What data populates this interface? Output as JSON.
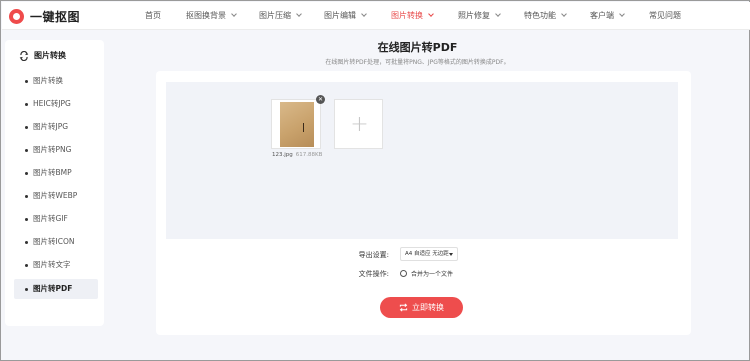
{
  "app": {
    "logo_text": "一键抠图"
  },
  "nav": [
    {
      "label": "首页",
      "has_menu": false
    },
    {
      "label": "抠图换背景",
      "has_menu": true
    },
    {
      "label": "图片压缩",
      "has_menu": true
    },
    {
      "label": "图片编辑",
      "has_menu": true
    },
    {
      "label": "图片转换",
      "has_menu": true,
      "active": true
    },
    {
      "label": "照片修复",
      "has_menu": true
    },
    {
      "label": "特色功能",
      "has_menu": true
    },
    {
      "label": "客户端",
      "has_menu": true
    },
    {
      "label": "常见问题",
      "has_menu": false
    }
  ],
  "sidebar": {
    "heading": "图片转换",
    "items": [
      {
        "label": "图片转换"
      },
      {
        "label": "HEIC转JPG"
      },
      {
        "label": "图片转JPG"
      },
      {
        "label": "图片转PNG"
      },
      {
        "label": "图片转BMP"
      },
      {
        "label": "图片转WEBP"
      },
      {
        "label": "图片转GIF"
      },
      {
        "label": "图片转ICON"
      },
      {
        "label": "图片转文字"
      },
      {
        "label": "图片转PDF",
        "active": true
      }
    ]
  },
  "main": {
    "title": "在线图片转PDF",
    "subtitle": "在线图片转PDF处理，可批量将PNG、JPG等格式的图片转换成PDF。",
    "file": {
      "name": "123.jpg",
      "size": "617.88KB"
    },
    "add_symbol": "+",
    "export_label": "导出设置:",
    "export_value": "A4 自适应 无边距",
    "file_op_label": "文件操作:",
    "merge_option": "合并为一个文件",
    "convert_button": "立即转换"
  },
  "colors": {
    "accent": "#ee4d4d",
    "nav_active": "#e84a4a"
  }
}
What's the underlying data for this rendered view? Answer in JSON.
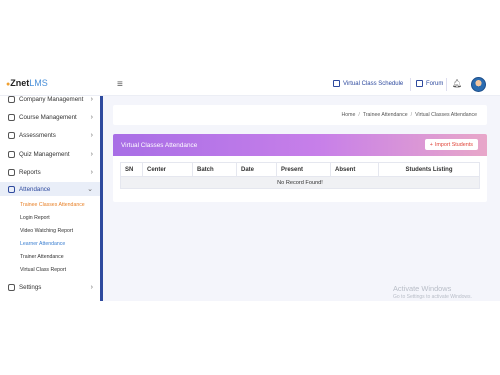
{
  "header": {
    "logo_prefix": "Znet",
    "logo_suffix": "LMS",
    "menu_icon": "hamburger-icon",
    "virtual_class_schedule": "Virtual Class Schedule",
    "forum": "Forum",
    "notification_icon": "bell-icon"
  },
  "sidebar": {
    "items": [
      {
        "label": "Company Management",
        "icon": "building-icon"
      },
      {
        "label": "Course Management",
        "icon": "book-icon"
      },
      {
        "label": "Assessments",
        "icon": "clipboard-icon"
      },
      {
        "label": "Quiz Management",
        "icon": "quiz-icon"
      },
      {
        "label": "Reports",
        "icon": "chart-icon"
      },
      {
        "label": "Attendance",
        "icon": "person-icon"
      },
      {
        "label": "Settings",
        "icon": "gear-icon"
      }
    ],
    "attendance_sub": [
      "Trainee Classes Attendance",
      "Login Report",
      "Video Watching Report",
      "Learner Attendance",
      "Trainer Attendance",
      "Virtual Class Report"
    ]
  },
  "breadcrumb": {
    "home": "Home",
    "trainee": "Trainee Attendance",
    "current": "Virtual Classes Attendance"
  },
  "card": {
    "title": "Virtual Classes Attendance",
    "import_label": "Import Students",
    "columns": [
      "SN",
      "Center",
      "Batch",
      "Date",
      "Present",
      "Absent",
      "Students Listing"
    ],
    "empty_message": "No Record Found!"
  },
  "watermark": {
    "line1": "Activate Windows",
    "line2": "Go to Settings to activate Windows."
  },
  "colors": {
    "accent": "#2e4a9e",
    "header_gradient_start": "#a86ee6",
    "header_gradient_end": "#e8a7c9",
    "active_sub": "#e8822a"
  }
}
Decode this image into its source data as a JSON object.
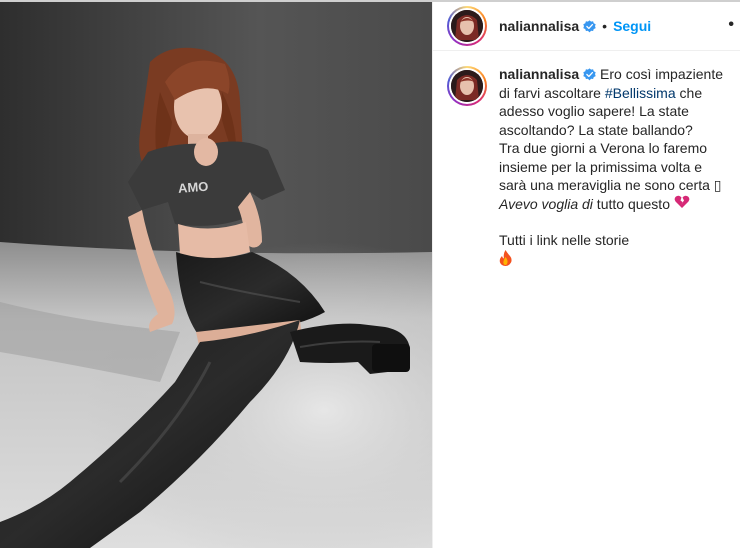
{
  "post": {
    "username": "naliannalisa",
    "follow_label": "Segui",
    "separator": "•",
    "more_label": "•",
    "caption": {
      "intro": "Ero così impaziente di farvi ascoltare ",
      "hashtag": "#Bellissima",
      "after_hashtag": " che adesso voglio sapere! La state ascoltando? La state ballando?",
      "line2_a": "Tra due giorni a Verona lo faremo insieme per la primissima volta e sarà una meraviglia ne sono certa ",
      "line2_box": "▯",
      "line3_italic": "Avevo voglia di",
      "line3_rest": " tutto questo ",
      "line3_emoji": "💔",
      "line4": "Tutti i link nelle storie",
      "line5_emoji": "🔥"
    }
  },
  "colors": {
    "follow": "#0095f6",
    "hashtag": "#00376b",
    "verified": "#3897f0",
    "broken_heart": "#d62976",
    "fire": "#f4511e"
  },
  "icons": {
    "verified": "verified-badge-icon",
    "more": "more-options-icon"
  }
}
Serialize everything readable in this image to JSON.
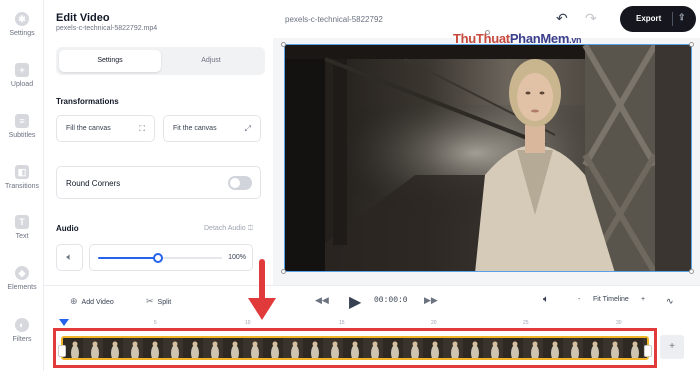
{
  "sidebar": {
    "items": [
      {
        "label": "Settings",
        "icon": "gear-icon"
      },
      {
        "label": "Upload",
        "icon": "plus-icon"
      },
      {
        "label": "Subtitles",
        "icon": "subtitles-icon"
      },
      {
        "label": "Transitions",
        "icon": "transitions-icon"
      },
      {
        "label": "Text",
        "icon": "text-icon"
      },
      {
        "label": "Elements",
        "icon": "elements-icon"
      },
      {
        "label": "Filters",
        "icon": "filters-icon"
      }
    ]
  },
  "panel": {
    "title": "Edit Video",
    "subtitle": "pexels-c-technical-5822792.mp4",
    "tabs": [
      "Settings",
      "Adjust"
    ],
    "transformations_title": "Transformations",
    "fill_label": "Fill the canvas",
    "fit_label": "Fit the canvas",
    "round_corners_label": "Round Corners",
    "audio_title": "Audio",
    "detach_audio_label": "Detach Audio",
    "volume": {
      "value": 1.0,
      "display": "100%",
      "handle_fraction": 0.48
    }
  },
  "topbar": {
    "file_name": "pexels-c-technical-5822792",
    "export_label": "Export",
    "undo_icon": "undo-icon",
    "redo_icon": "redo-icon",
    "export_icon": "upload-icon"
  },
  "watermark": {
    "part1": "ThuThuat",
    "part2": "PhanMem",
    "suffix": ".vn"
  },
  "toolbar": {
    "add_video_label": "Add Video",
    "split_label": "Split",
    "time": "00:00:0",
    "zoom_label": "Fit Timeline",
    "minus": "-",
    "plus": "+"
  },
  "timeline": {
    "ticks": [
      "0",
      "5",
      "10",
      "15",
      "20",
      "25",
      "30"
    ],
    "add_label": "+"
  },
  "colors": {
    "accent": "#2563eb",
    "export_bg": "#15161e",
    "highlight_red": "#e13a3a",
    "track_gold": "#f0b429"
  }
}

★ ★ ★ ★ ★ ★ ★

Instructions to follow: Set down all the entries exactly as they appear, but skip any pictures.

Complete output:
What data populates this interface? Output as JSON.
{
  "app": {
    "logo_text": "一键抠图"
  },
  "nav": [
    {
      "label": "首页",
      "has_menu": false
    },
    {
      "label": "抠图换背景",
      "has_menu": true
    },
    {
      "label": "图片压缩",
      "has_menu": true
    },
    {
      "label": "图片编辑",
      "has_menu": true
    },
    {
      "label": "图片转换",
      "has_menu": true,
      "active": true
    },
    {
      "label": "照片修复",
      "has_menu": true
    },
    {
      "label": "特色功能",
      "has_menu": true
    },
    {
      "label": "客户端",
      "has_menu": true
    },
    {
      "label": "常见问题",
      "has_menu": false
    }
  ],
  "sidebar": {
    "heading": "图片转换",
    "items": [
      {
        "label": "图片转换"
      },
      {
        "label": "HEIC转JPG"
      },
      {
        "label": "图片转JPG"
      },
      {
        "label": "图片转PNG"
      },
      {
        "label": "图片转BMP"
      },
      {
        "label": "图片转WEBP"
      },
      {
        "label": "图片转GIF"
      },
      {
        "label": "图片转ICON"
      },
      {
        "label": "图片转文字"
      },
      {
        "label": "图片转PDF",
        "active": true
      }
    ]
  },
  "main": {
    "title": "在线图片转PDF",
    "subtitle": "在线图片转PDF处理，可批量将PNG、JPG等格式的图片转换成PDF。",
    "file": {
      "name": "123.jpg",
      "size": "617.88KB"
    },
    "add_symbol": "+",
    "export_label": "导出设置:",
    "export_value": "A4 自适应 无边距",
    "file_op_label": "文件操作:",
    "merge_option": "合并为一个文件",
    "convert_button": "立即转换"
  },
  "colors": {
    "accent": "#ee4d4d",
    "nav_active": "#e84a4a"
  }
}
What's the underlying data for this rendered view? Answer in JSON.
{
  "header": {
    "logo_prefix": "Znet",
    "logo_suffix": "LMS",
    "menu_icon": "hamburger-icon",
    "virtual_class_schedule": "Virtual Class Schedule",
    "forum": "Forum",
    "notification_icon": "bell-icon"
  },
  "sidebar": {
    "items": [
      {
        "label": "Company Management",
        "icon": "building-icon"
      },
      {
        "label": "Course Management",
        "icon": "book-icon"
      },
      {
        "label": "Assessments",
        "icon": "clipboard-icon"
      },
      {
        "label": "Quiz Management",
        "icon": "quiz-icon"
      },
      {
        "label": "Reports",
        "icon": "chart-icon"
      },
      {
        "label": "Attendance",
        "icon": "person-icon"
      },
      {
        "label": "Settings",
        "icon": "gear-icon"
      }
    ],
    "attendance_sub": [
      "Trainee Classes Attendance",
      "Login Report",
      "Video Watching Report",
      "Learner Attendance",
      "Trainer Attendance",
      "Virtual Class Report"
    ]
  },
  "breadcrumb": {
    "home": "Home",
    "trainee": "Trainee Attendance",
    "current": "Virtual Classes Attendance"
  },
  "card": {
    "title": "Virtual Classes Attendance",
    "import_label": "Import Students",
    "columns": [
      "SN",
      "Center",
      "Batch",
      "Date",
      "Present",
      "Absent",
      "Students Listing"
    ],
    "empty_message": "No Record Found!"
  },
  "watermark": {
    "line1": "Activate Windows",
    "line2": "Go to Settings to activate Windows."
  },
  "colors": {
    "accent": "#2e4a9e",
    "header_gradient_start": "#a86ee6",
    "header_gradient_end": "#e8a7c9",
    "active_sub": "#e8822a"
  }
}
Decode this image into its source data as a JSON object.
{
  "post": {
    "username": "naliannalisa",
    "follow_label": "Segui",
    "separator": "•",
    "more_label": "•",
    "caption": {
      "intro": "Ero così impaziente di farvi ascoltare ",
      "hashtag": "#Bellissima",
      "after_hashtag": " che adesso voglio sapere! La state ascoltando? La state ballando?",
      "line2_a": "Tra due giorni a Verona lo faremo insieme per la primissima volta e sarà una meraviglia ne sono certa ",
      "line2_box": "▯",
      "line3_italic": "Avevo voglia di",
      "line3_rest": " tutto questo ",
      "line3_emoji": "💔",
      "line4": "Tutti i link nelle storie",
      "line5_emoji": "🔥"
    }
  },
  "colors": {
    "follow": "#0095f6",
    "hashtag": "#00376b",
    "verified": "#3897f0",
    "broken_heart": "#d62976",
    "fire": "#f4511e"
  },
  "icons": {
    "verified": "verified-badge-icon",
    "more": "more-options-icon"
  }
}
Serialize everything readable in this image to JSON.
{
  "sidebar": {
    "items": [
      {
        "label": "Settings",
        "icon": "gear-icon"
      },
      {
        "label": "Upload",
        "icon": "plus-icon"
      },
      {
        "label": "Subtitles",
        "icon": "subtitles-icon"
      },
      {
        "label": "Transitions",
        "icon": "transitions-icon"
      },
      {
        "label": "Text",
        "icon": "text-icon"
      },
      {
        "label": "Elements",
        "icon": "elements-icon"
      },
      {
        "label": "Filters",
        "icon": "filters-icon"
      }
    ]
  },
  "panel": {
    "title": "Edit Video",
    "subtitle": "pexels-c-technical-5822792.mp4",
    "tabs": [
      "Settings",
      "Adjust"
    ],
    "transformations_title": "Transformations",
    "fill_label": "Fill the canvas",
    "fit_label": "Fit the canvas",
    "round_corners_label": "Round Corners",
    "audio_title": "Audio",
    "detach_audio_label": "Detach Audio",
    "volume": {
      "value": 1.0,
      "display": "100%",
      "handle_fraction": 0.48
    }
  },
  "topbar": {
    "file_name": "pexels-c-technical-5822792",
    "export_label": "Export",
    "undo_icon": "undo-icon",
    "redo_icon": "redo-icon",
    "export_icon": "upload-icon"
  },
  "watermark": {
    "part1": "ThuThuat",
    "part2": "PhanMem",
    "suffix": ".vn"
  },
  "toolbar": {
    "add_video_label": "Add Video",
    "split_label": "Split",
    "time": "00:00:0",
    "zoom_label": "Fit Timeline",
    "minus": "-",
    "plus": "+"
  },
  "timeline": {
    "ticks": [
      "0",
      "5",
      "10",
      "15",
      "20",
      "25",
      "30"
    ],
    "add_label": "+"
  },
  "colors": {
    "accent": "#2563eb",
    "export_bg": "#15161e",
    "highlight_red": "#e13a3a",
    "track_gold": "#f0b429"
  }
}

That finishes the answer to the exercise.